Data listing

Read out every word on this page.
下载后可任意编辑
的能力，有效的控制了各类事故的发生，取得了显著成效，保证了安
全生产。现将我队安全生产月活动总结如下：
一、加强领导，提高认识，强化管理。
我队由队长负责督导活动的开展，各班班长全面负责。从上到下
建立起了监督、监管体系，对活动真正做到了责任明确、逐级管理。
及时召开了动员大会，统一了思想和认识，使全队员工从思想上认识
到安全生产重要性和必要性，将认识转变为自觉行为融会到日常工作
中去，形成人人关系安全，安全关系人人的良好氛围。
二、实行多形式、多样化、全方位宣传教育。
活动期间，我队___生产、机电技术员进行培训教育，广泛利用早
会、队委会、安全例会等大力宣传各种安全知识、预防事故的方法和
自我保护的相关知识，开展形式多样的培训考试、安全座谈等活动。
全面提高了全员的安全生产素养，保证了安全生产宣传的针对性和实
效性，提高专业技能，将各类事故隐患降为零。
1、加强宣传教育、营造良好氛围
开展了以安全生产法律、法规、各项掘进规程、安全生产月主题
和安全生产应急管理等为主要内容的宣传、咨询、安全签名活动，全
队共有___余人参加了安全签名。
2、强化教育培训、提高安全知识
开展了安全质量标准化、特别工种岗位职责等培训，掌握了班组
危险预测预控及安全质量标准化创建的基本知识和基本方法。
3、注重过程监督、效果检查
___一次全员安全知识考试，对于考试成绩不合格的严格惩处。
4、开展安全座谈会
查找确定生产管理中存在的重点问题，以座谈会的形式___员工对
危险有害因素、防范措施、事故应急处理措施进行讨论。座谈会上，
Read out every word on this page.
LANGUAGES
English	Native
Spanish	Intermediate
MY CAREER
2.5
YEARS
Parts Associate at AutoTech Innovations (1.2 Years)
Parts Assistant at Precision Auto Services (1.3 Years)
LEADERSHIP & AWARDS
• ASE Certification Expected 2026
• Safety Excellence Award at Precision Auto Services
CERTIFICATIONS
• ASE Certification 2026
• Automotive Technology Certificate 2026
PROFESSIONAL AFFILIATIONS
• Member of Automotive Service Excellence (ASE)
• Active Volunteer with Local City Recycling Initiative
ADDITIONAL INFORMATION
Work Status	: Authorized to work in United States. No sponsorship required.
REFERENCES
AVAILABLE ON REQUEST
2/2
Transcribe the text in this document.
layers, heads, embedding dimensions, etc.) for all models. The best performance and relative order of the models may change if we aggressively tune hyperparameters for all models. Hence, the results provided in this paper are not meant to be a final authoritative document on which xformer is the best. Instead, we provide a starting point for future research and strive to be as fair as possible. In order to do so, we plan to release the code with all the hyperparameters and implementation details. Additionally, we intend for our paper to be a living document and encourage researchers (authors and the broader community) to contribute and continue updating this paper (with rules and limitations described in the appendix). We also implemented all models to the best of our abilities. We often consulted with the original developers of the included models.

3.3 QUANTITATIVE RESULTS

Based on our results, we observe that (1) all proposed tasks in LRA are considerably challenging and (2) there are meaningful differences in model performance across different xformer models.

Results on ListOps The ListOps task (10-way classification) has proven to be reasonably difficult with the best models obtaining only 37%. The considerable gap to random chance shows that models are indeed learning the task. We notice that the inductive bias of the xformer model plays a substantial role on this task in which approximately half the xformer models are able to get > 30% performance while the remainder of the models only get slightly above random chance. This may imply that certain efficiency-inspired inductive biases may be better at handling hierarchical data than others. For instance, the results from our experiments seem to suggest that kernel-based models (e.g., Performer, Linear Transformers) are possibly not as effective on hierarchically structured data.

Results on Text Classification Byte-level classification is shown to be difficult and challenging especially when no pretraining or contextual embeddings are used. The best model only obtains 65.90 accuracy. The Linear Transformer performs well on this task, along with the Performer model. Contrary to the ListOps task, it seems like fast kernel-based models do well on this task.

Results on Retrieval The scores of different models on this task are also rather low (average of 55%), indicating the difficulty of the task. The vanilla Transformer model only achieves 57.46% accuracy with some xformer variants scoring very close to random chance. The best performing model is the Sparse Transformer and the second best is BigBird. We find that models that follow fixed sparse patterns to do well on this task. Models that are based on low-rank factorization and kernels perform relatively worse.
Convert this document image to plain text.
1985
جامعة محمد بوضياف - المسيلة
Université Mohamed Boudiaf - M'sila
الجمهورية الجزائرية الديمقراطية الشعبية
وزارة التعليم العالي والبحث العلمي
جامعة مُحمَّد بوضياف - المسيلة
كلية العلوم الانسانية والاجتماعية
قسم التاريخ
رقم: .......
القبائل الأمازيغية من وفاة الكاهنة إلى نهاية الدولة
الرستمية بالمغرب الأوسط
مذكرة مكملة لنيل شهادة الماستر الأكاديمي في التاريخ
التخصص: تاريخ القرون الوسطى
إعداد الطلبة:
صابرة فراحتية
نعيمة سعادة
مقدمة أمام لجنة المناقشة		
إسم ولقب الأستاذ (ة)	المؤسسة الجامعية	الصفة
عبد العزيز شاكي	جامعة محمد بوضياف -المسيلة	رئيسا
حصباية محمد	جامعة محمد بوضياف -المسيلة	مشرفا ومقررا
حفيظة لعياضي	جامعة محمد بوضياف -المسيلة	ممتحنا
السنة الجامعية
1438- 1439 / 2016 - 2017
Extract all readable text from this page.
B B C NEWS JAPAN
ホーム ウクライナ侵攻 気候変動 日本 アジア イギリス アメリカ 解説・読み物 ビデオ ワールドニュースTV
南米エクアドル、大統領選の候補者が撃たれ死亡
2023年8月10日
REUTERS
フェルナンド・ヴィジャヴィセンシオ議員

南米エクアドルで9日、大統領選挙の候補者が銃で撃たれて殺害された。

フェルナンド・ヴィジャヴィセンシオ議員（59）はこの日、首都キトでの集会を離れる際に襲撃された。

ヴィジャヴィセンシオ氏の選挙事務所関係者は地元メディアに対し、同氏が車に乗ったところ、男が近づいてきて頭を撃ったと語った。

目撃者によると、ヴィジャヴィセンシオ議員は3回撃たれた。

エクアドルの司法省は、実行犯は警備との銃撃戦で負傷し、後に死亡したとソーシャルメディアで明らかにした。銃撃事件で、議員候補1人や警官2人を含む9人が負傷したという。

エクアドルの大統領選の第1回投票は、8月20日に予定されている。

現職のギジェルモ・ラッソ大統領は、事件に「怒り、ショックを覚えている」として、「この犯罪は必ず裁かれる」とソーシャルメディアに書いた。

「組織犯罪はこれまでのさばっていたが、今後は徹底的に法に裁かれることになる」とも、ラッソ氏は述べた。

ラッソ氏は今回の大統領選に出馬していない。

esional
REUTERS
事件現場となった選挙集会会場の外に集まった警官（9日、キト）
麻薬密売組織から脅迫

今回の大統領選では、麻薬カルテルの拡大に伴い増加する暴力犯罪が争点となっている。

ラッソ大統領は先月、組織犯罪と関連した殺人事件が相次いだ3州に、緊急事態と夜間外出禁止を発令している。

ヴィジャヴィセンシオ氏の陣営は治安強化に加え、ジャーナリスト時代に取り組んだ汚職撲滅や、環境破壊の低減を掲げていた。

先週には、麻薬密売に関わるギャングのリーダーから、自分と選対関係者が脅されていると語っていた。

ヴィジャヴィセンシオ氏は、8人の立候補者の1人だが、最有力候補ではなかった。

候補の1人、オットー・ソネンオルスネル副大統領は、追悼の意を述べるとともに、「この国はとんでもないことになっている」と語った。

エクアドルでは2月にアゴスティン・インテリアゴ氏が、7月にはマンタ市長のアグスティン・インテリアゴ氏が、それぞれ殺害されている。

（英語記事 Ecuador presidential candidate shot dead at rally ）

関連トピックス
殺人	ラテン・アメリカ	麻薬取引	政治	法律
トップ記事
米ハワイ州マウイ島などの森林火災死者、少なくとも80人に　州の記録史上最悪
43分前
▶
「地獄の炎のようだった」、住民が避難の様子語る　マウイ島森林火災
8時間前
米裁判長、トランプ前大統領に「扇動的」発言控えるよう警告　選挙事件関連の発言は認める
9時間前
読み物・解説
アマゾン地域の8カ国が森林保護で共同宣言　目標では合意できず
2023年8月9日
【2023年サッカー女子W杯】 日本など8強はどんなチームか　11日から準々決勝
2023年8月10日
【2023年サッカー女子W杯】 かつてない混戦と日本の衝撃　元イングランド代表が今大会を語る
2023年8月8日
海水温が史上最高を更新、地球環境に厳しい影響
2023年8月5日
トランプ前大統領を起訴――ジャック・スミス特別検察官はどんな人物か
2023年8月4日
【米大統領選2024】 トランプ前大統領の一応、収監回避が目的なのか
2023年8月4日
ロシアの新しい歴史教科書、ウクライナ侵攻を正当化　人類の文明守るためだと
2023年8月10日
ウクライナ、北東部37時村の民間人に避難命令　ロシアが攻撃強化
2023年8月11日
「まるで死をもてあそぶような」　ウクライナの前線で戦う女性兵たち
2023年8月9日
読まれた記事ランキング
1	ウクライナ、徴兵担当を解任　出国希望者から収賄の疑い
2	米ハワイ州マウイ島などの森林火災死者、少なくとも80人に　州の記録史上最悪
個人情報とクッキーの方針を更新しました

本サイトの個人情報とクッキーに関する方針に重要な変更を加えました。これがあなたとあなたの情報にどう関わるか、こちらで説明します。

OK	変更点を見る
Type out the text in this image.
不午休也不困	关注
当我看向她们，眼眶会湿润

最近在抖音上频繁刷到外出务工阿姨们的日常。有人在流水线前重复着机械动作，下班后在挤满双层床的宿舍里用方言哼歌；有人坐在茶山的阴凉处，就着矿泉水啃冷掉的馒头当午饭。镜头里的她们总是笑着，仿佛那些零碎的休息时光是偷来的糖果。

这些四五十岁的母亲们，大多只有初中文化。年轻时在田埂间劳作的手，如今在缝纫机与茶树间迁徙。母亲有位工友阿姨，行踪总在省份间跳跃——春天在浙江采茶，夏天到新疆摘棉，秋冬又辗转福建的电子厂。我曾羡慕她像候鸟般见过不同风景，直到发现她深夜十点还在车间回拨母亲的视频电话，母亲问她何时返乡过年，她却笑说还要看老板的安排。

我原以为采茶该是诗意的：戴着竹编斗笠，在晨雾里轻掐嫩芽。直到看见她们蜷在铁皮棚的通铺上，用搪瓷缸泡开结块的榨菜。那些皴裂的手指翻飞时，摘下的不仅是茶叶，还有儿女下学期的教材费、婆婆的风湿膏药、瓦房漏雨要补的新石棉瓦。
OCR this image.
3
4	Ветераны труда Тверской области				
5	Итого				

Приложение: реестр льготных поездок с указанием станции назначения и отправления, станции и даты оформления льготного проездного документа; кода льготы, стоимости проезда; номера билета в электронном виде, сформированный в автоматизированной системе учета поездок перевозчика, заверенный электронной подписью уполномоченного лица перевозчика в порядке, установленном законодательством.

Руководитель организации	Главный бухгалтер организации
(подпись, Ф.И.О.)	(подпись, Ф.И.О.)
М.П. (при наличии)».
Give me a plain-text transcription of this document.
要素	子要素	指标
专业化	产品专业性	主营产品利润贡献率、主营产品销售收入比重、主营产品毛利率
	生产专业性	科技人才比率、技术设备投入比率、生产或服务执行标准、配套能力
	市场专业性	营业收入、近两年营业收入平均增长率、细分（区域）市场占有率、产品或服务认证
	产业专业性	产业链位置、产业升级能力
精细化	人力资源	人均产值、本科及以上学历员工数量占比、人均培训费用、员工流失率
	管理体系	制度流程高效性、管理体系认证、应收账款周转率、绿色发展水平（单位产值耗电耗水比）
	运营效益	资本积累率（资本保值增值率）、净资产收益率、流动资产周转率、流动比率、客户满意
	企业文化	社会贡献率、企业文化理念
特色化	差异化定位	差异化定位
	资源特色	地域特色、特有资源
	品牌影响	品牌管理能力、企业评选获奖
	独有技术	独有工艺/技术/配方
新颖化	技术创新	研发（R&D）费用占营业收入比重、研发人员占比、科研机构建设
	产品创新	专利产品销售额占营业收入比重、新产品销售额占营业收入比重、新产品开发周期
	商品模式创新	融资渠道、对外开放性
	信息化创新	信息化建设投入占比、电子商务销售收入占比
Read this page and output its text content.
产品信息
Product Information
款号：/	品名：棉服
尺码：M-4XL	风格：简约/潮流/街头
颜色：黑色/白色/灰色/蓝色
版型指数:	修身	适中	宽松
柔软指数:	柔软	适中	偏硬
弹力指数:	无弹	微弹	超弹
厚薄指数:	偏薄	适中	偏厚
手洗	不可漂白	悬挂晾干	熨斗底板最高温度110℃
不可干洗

> Task statement
Repeat exactly the lines above from the line that contains "OCR this image." through the end. Include both of these ends; leave out everything else.

> Complete response
OCR this image.
3
4	Ветераны труда Тверской области				
5	Итого				

Приложение: реестр льготных поездок с указанием станции назначения и отправления, станции и даты оформления льготного проездного документа; кода льготы, стоимости проезда; номера билета в электронном виде, сформированный в автоматизированной системе учета поездок перевозчика, заверенный электронной подписью уполномоченного лица перевозчика в порядке, установленном законодательством.

Руководитель организации	Главный бухгалтер организации
(подпись, Ф.И.О.)	(подпись, Ф.И.О.)
М.П. (при наличии)».
Give me a plain-text transcription of this document.
要素	子要素	指标
专业化	产品专业性	主营产品利润贡献率、主营产品销售收入比重、主营产品毛利率
	生产专业性	科技人才比率、技术设备投入比率、生产或服务执行标准、配套能力
	市场专业性	营业收入、近两年营业收入平均增长率、细分（区域）市场占有率、产品或服务认证
	产业专业性	产业链位置、产业升级能力
精细化	人力资源	人均产值、本科及以上学历员工数量占比、人均培训费用、员工流失率
	管理体系	制度流程高效性、管理体系认证、应收账款周转率、绿色发展水平（单位产值耗电耗水比）
	运营效益	资本积累率（资本保值增值率）、净资产收益率、流动资产周转率、流动比率、客户满意
	企业文化	社会贡献率、企业文化理念
特色化	差异化定位	差异化定位
	资源特色	地域特色、特有资源
	品牌影响	品牌管理能力、企业评选获奖
	独有技术	独有工艺/技术/配方
新颖化	技术创新	研发（R&D）费用占营业收入比重、研发人员占比、科研机构建设
	产品创新	专利产品销售额占营业收入比重、新产品销售额占营业收入比重、新产品开发周期
	商品模式创新	融资渠道、对外开放性
	信息化创新	信息化建设投入占比、电子商务销售收入占比
Read this page and output its text content.
产品信息
Product Information
款号：/	品名：棉服
尺码：M-4XL	风格：简约/潮流/街头
颜色：黑色/白色/灰色/蓝色
版型指数:	修身	适中	宽松
柔软指数:	柔软	适中	偏硬
弹力指数:	无弹	微弹	超弹
厚薄指数:	偏薄	适中	偏厚
手洗	不可漂白	悬挂晾干	熨斗底板最高温度110℃
不可干洗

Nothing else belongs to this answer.